WHAT TO DO - Reproduce all the lines exactly as they stand, apart from the pictures.

>>>>>

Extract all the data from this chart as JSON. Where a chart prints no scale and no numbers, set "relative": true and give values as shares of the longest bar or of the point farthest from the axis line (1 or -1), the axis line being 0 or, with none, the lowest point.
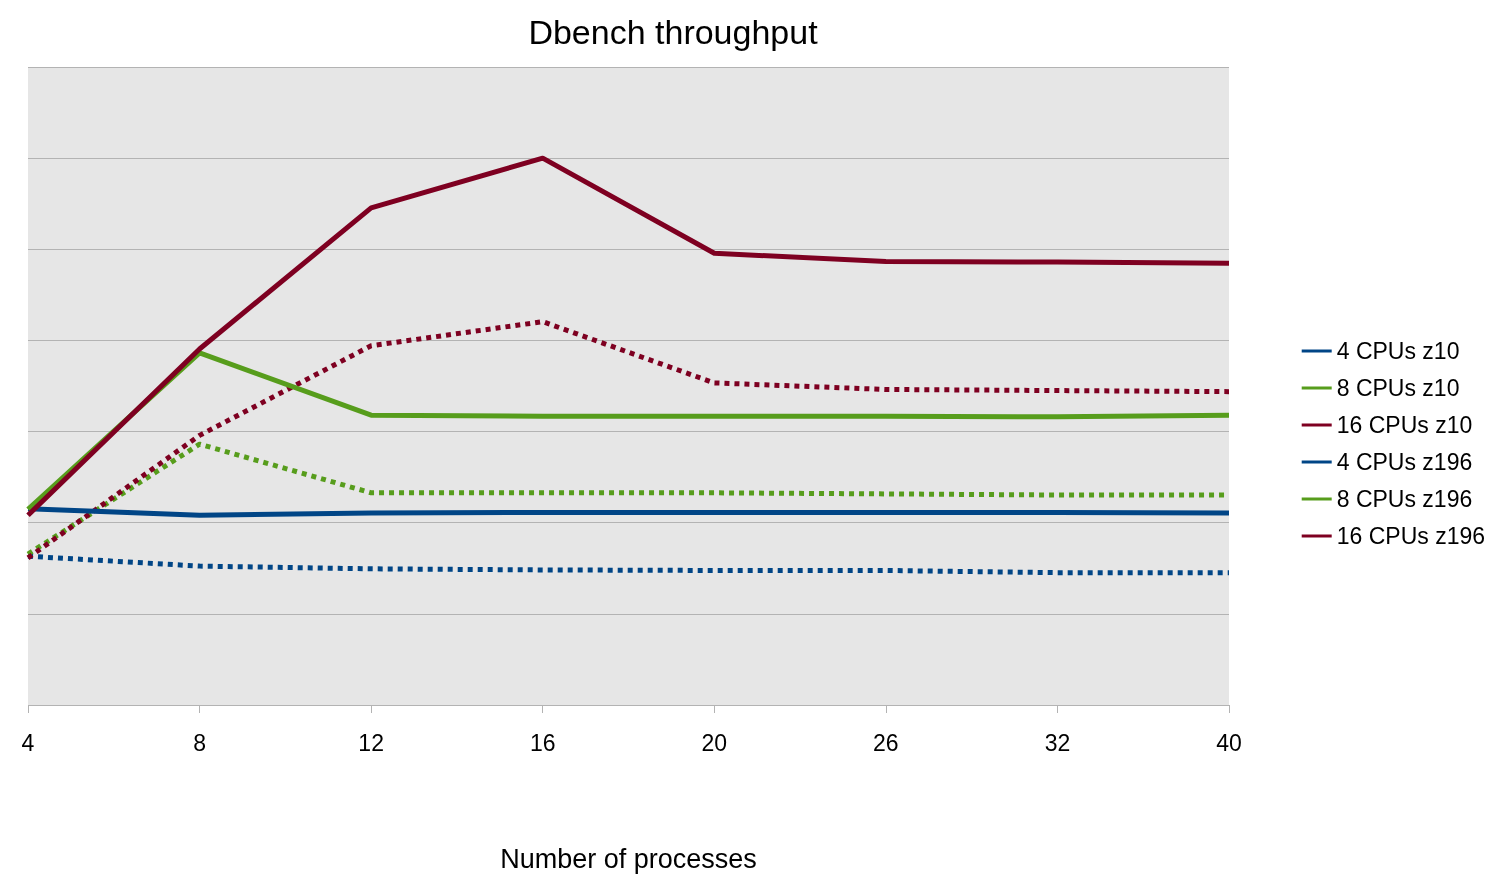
{
  "chart_data": {
    "type": "line",
    "title": "Dbench throughput",
    "xlabel": "Number of processes",
    "relative": true,
    "grid": "y",
    "legend": "right",
    "marker": "none",
    "categories": [
      "4",
      "8",
      "12",
      "16",
      "20",
      "26",
      "32",
      "40"
    ],
    "series": [
      {
        "name": "4 CPUs z10",
        "color": "#004586",
        "line_style": "dotted",
        "values": [
          0.272,
          0.254,
          0.249,
          0.247,
          0.246,
          0.246,
          0.242,
          0.242
        ]
      },
      {
        "name": "8 CPUs z10",
        "color": "#579d1c",
        "line_style": "dotted",
        "values": [
          0.276,
          0.477,
          0.388,
          0.388,
          0.388,
          0.386,
          0.384,
          0.384
        ]
      },
      {
        "name": "16 CPUs z10",
        "color": "#7e0021",
        "line_style": "dotted",
        "values": [
          0.269,
          0.493,
          0.657,
          0.701,
          0.589,
          0.577,
          0.575,
          0.573
        ]
      },
      {
        "name": "4 CPUs z196",
        "color": "#004586",
        "line_style": "solid",
        "values": [
          0.359,
          0.347,
          0.351,
          0.352,
          0.352,
          0.352,
          0.352,
          0.351
        ]
      },
      {
        "name": "8 CPUs z196",
        "color": "#579d1c",
        "line_style": "solid",
        "values": [
          0.358,
          0.644,
          0.53,
          0.528,
          0.528,
          0.528,
          0.527,
          0.53
        ]
      },
      {
        "name": "16 CPUs z196",
        "color": "#7e0021",
        "line_style": "solid",
        "values": [
          0.347,
          0.651,
          0.909,
          1,
          0.826,
          0.811,
          0.81,
          0.808
        ]
      }
    ]
  }
}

<<<<<

RESULT BELOW -
Extract all the data from this chart as JSON. Where a chart prints no scale and no numbers, set "relative": true and give values as shares of the longest bar or of the point farthest from the axis line (1 or -1), the axis line being 0 or, with none, the lowest point.
{
  "chart_data": {
    "type": "line",
    "title": "Dbench throughput",
    "xlabel": "Number of processes",
    "relative": true,
    "grid": "y",
    "legend": "right",
    "marker": "none",
    "categories": [
      "4",
      "8",
      "12",
      "16",
      "20",
      "26",
      "32",
      "40"
    ],
    "series": [
      {
        "name": "4 CPUs z10",
        "color": "#004586",
        "line_style": "dotted",
        "values": [
          0.272,
          0.254,
          0.249,
          0.247,
          0.246,
          0.246,
          0.242,
          0.242
        ]
      },
      {
        "name": "8 CPUs z10",
        "color": "#579d1c",
        "line_style": "dotted",
        "values": [
          0.276,
          0.477,
          0.388,
          0.388,
          0.388,
          0.386,
          0.384,
          0.384
        ]
      },
      {
        "name": "16 CPUs z10",
        "color": "#7e0021",
        "line_style": "dotted",
        "values": [
          0.269,
          0.493,
          0.657,
          0.701,
          0.589,
          0.577,
          0.575,
          0.573
        ]
      },
      {
        "name": "4 CPUs z196",
        "color": "#004586",
        "line_style": "solid",
        "values": [
          0.359,
          0.347,
          0.351,
          0.352,
          0.352,
          0.352,
          0.352,
          0.351
        ]
      },
      {
        "name": "8 CPUs z196",
        "color": "#579d1c",
        "line_style": "solid",
        "values": [
          0.358,
          0.644,
          0.53,
          0.528,
          0.528,
          0.528,
          0.527,
          0.53
        ]
      },
      {
        "name": "16 CPUs z196",
        "color": "#7e0021",
        "line_style": "solid",
        "values": [
          0.347,
          0.651,
          0.909,
          1,
          0.826,
          0.811,
          0.81,
          0.808
        ]
      }
    ]
  }
}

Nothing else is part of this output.